_EXERCISE DATA_
+ + + +

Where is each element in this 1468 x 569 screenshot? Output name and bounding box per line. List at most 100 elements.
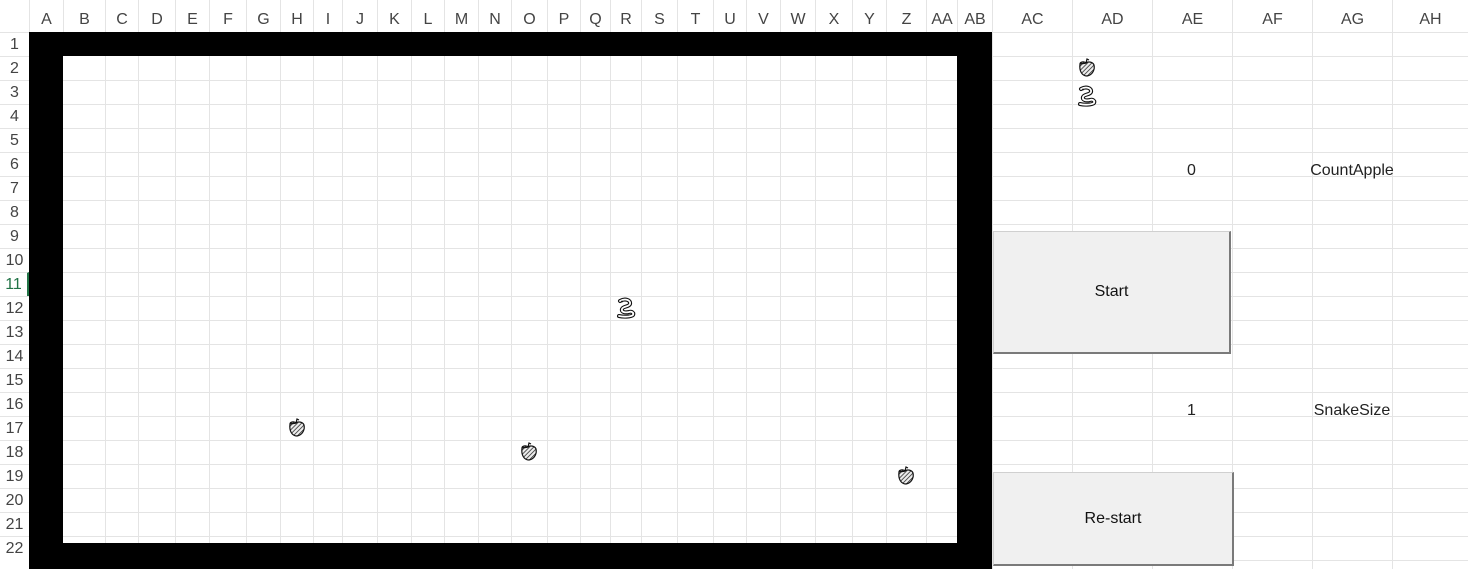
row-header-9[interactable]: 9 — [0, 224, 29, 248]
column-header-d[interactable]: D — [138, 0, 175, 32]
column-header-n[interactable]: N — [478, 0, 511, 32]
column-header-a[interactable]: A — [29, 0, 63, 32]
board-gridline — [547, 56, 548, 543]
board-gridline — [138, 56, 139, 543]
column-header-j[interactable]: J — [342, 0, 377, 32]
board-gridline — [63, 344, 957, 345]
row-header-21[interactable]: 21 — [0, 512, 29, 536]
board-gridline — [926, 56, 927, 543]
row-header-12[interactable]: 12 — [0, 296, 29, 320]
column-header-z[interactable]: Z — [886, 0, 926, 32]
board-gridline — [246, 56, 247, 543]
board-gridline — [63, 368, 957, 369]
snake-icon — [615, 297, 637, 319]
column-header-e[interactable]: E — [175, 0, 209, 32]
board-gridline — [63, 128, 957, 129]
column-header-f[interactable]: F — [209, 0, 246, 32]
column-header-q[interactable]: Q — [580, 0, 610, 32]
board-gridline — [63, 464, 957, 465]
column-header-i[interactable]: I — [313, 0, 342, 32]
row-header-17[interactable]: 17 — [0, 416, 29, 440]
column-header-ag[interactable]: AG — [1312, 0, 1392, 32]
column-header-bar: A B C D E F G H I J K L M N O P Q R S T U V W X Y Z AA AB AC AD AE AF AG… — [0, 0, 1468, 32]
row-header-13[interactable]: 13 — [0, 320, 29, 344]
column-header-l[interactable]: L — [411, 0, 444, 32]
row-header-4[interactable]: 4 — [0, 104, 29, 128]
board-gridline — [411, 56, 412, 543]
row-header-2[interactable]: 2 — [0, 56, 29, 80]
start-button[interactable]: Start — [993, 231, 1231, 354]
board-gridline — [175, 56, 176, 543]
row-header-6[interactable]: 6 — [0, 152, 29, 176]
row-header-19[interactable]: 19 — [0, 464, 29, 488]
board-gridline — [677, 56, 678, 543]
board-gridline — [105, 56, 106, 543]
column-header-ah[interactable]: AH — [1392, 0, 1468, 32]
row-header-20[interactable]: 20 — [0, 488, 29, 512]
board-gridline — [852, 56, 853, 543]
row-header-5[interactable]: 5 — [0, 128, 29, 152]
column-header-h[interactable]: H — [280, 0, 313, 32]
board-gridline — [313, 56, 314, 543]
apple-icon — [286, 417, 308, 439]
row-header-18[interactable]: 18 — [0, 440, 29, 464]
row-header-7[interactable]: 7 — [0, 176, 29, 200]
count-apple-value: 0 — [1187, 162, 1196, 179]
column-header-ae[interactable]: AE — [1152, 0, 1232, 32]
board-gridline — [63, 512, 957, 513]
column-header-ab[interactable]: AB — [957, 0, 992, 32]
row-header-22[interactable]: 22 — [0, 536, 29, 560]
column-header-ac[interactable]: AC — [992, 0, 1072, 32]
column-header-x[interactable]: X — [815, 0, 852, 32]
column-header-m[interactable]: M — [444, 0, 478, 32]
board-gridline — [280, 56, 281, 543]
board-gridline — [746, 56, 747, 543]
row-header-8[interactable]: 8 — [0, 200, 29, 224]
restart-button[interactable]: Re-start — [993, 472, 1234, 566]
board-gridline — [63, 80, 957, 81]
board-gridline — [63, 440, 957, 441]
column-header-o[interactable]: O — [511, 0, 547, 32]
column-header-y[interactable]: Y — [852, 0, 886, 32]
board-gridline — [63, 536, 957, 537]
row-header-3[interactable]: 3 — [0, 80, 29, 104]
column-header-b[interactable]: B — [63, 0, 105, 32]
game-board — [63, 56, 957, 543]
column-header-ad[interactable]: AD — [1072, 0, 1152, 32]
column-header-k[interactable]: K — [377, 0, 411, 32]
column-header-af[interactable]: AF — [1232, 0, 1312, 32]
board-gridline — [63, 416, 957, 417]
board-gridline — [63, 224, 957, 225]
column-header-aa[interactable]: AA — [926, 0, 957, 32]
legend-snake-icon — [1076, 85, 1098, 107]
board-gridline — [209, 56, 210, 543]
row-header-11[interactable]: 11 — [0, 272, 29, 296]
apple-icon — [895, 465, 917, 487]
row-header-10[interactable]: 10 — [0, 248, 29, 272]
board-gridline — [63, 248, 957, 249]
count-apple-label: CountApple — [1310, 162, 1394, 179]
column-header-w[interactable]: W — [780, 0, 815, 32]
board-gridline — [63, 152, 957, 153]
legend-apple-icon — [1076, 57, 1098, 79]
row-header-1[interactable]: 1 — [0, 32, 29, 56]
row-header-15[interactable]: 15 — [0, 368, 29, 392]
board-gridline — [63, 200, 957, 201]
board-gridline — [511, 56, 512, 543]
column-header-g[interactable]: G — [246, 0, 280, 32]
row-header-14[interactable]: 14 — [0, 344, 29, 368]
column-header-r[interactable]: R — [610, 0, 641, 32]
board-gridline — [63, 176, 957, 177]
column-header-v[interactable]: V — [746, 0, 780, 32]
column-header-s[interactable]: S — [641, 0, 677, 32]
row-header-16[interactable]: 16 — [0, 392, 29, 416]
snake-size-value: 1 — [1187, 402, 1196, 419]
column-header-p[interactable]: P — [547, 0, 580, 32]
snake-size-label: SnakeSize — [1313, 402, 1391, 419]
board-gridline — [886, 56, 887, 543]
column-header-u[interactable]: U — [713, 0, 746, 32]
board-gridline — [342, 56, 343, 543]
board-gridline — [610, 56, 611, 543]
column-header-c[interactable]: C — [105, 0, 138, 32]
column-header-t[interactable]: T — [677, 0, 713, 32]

+ + + +

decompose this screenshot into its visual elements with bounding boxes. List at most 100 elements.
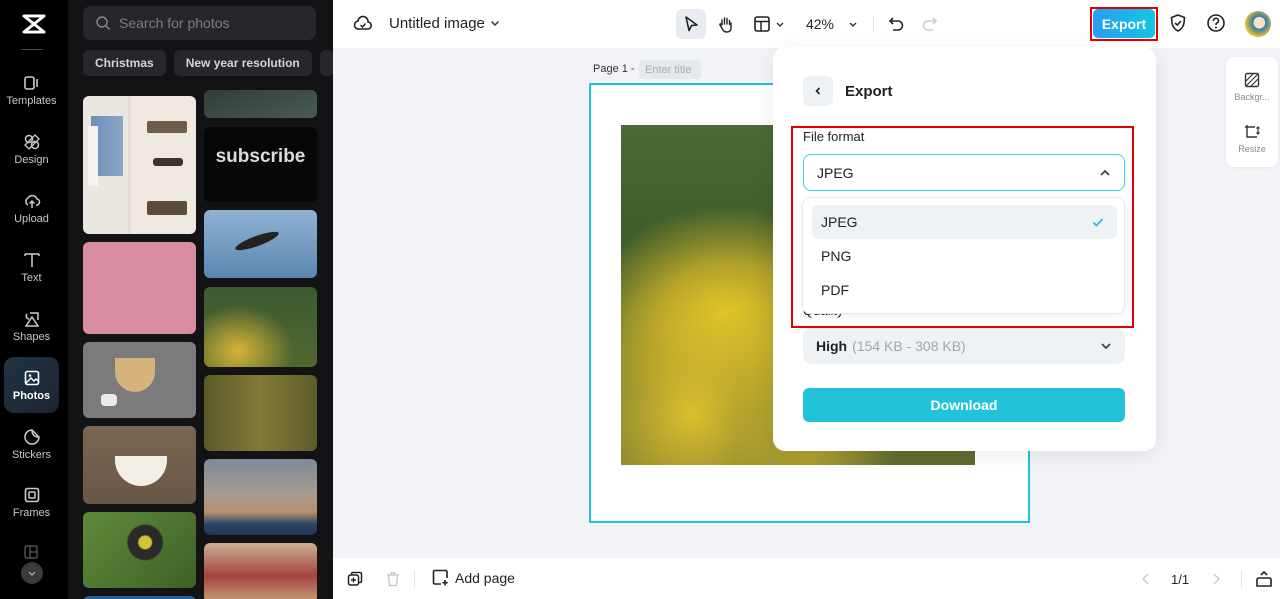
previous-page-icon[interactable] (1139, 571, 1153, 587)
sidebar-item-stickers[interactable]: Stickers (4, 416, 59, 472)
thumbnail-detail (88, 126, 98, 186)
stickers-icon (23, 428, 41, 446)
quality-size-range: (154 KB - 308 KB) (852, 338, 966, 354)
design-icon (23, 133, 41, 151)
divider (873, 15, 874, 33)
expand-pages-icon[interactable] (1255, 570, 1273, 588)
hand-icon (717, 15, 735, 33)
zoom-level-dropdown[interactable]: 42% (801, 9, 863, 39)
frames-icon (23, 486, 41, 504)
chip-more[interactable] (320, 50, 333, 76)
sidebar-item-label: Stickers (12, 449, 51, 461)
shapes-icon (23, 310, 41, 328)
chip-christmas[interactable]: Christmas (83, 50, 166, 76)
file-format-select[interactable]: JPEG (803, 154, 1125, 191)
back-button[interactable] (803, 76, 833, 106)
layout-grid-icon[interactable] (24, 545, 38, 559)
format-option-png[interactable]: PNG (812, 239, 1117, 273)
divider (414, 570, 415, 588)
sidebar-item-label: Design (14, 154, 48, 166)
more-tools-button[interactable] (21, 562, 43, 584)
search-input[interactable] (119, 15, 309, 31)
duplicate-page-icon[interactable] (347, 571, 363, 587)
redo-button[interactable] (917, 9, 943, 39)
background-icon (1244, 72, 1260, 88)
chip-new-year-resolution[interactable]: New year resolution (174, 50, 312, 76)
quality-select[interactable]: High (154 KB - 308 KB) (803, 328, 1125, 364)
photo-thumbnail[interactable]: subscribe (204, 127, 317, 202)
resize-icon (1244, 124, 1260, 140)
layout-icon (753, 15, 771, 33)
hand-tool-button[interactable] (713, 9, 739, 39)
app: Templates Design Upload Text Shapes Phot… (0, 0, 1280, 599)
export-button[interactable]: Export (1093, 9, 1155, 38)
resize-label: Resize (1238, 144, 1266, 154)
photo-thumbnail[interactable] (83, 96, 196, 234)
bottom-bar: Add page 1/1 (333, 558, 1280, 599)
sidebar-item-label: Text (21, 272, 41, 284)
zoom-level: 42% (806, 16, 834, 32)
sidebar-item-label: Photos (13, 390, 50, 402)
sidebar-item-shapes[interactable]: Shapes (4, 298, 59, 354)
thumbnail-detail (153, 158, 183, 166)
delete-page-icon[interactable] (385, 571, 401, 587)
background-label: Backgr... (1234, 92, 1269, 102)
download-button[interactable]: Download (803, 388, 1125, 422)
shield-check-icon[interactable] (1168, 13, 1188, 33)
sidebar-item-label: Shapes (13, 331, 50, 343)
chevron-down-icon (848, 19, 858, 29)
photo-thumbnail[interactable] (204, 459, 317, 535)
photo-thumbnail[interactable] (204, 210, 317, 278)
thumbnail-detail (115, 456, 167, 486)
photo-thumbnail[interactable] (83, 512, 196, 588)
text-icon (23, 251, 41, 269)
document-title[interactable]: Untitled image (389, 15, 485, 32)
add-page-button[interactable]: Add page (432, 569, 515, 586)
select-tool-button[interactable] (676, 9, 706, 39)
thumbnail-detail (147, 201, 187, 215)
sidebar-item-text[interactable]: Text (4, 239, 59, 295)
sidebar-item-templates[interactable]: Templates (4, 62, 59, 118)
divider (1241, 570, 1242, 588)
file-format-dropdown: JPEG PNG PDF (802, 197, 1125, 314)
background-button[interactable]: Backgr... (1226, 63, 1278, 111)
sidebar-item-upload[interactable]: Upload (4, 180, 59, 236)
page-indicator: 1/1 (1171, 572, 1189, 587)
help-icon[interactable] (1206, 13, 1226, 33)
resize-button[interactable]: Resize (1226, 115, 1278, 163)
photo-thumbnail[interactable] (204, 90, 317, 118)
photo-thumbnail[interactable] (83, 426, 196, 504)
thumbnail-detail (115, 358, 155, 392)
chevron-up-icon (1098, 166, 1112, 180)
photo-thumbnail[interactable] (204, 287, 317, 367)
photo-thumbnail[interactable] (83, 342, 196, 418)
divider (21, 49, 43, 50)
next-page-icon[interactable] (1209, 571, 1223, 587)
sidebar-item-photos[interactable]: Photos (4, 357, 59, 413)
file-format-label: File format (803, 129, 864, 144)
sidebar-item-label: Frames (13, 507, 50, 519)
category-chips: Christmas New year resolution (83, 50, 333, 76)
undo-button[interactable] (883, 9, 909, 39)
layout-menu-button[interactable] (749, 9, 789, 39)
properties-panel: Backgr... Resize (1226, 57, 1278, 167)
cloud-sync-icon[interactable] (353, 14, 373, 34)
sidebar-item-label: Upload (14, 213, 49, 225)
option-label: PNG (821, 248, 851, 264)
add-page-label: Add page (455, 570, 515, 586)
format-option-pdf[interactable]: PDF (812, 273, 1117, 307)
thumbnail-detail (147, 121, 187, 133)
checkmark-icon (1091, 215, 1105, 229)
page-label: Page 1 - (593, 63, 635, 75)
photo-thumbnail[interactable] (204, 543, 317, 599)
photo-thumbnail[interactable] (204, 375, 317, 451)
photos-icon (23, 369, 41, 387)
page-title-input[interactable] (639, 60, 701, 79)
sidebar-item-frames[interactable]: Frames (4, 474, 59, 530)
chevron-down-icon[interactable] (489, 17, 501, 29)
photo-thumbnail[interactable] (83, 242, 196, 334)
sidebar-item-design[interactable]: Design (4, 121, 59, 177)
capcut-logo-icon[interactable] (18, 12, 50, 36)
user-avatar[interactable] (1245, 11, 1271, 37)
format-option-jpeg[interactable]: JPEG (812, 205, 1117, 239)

+ + + +

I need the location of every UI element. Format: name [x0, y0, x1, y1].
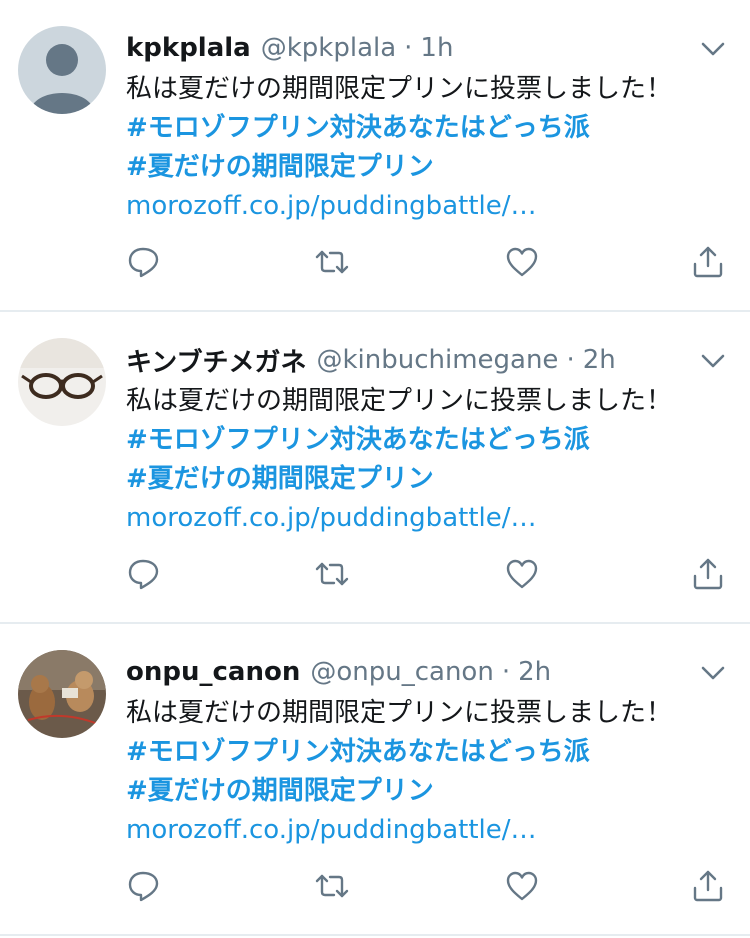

+ + + +

_EXERCISE AIM_
Copy the records from the line with "Where is each" through the line with "column-header-ah[interactable]: AH —", both included, and leave out the pictures.

_SOLUTION FOR THIS PROBLEM_
Where is each element in this 1468 x 569 screenshot? Output name and bounding box per line. List at most 100 elements.
row-header-9[interactable]: 9 — [0, 224, 29, 248]
column-header-d[interactable]: D — [138, 0, 175, 32]
column-header-n[interactable]: N — [478, 0, 511, 32]
column-header-a[interactable]: A — [29, 0, 63, 32]
board-gridline — [547, 56, 548, 543]
board-gridline — [138, 56, 139, 543]
column-header-j[interactable]: J — [342, 0, 377, 32]
board-gridline — [63, 344, 957, 345]
row-header-21[interactable]: 21 — [0, 512, 29, 536]
board-gridline — [926, 56, 927, 543]
row-header-12[interactable]: 12 — [0, 296, 29, 320]
column-header-z[interactable]: Z — [886, 0, 926, 32]
board-gridline — [246, 56, 247, 543]
board-gridline — [63, 368, 957, 369]
snake-icon — [615, 297, 637, 319]
column-header-e[interactable]: E — [175, 0, 209, 32]
board-gridline — [63, 128, 957, 129]
column-header-f[interactable]: F — [209, 0, 246, 32]
column-header-q[interactable]: Q — [580, 0, 610, 32]
board-gridline — [63, 464, 957, 465]
column-header-i[interactable]: I — [313, 0, 342, 32]
row-header-17[interactable]: 17 — [0, 416, 29, 440]
column-header-ag[interactable]: AG — [1312, 0, 1392, 32]
column-header-bar: A B C D E F G H I J K L M N O P Q R S T U V W X Y Z AA AB AC AD AE AF AG… — [0, 0, 1468, 32]
row-header-13[interactable]: 13 — [0, 320, 29, 344]
column-header-l[interactable]: L — [411, 0, 444, 32]
row-header-4[interactable]: 4 — [0, 104, 29, 128]
board-gridline — [411, 56, 412, 543]
row-header-2[interactable]: 2 — [0, 56, 29, 80]
start-button[interactable]: Start — [993, 231, 1231, 354]
board-gridline — [175, 56, 176, 543]
row-header-6[interactable]: 6 — [0, 152, 29, 176]
row-header-19[interactable]: 19 — [0, 464, 29, 488]
board-gridline — [677, 56, 678, 543]
board-gridline — [105, 56, 106, 543]
column-header-ah[interactable]: AH — [1392, 0, 1468, 32]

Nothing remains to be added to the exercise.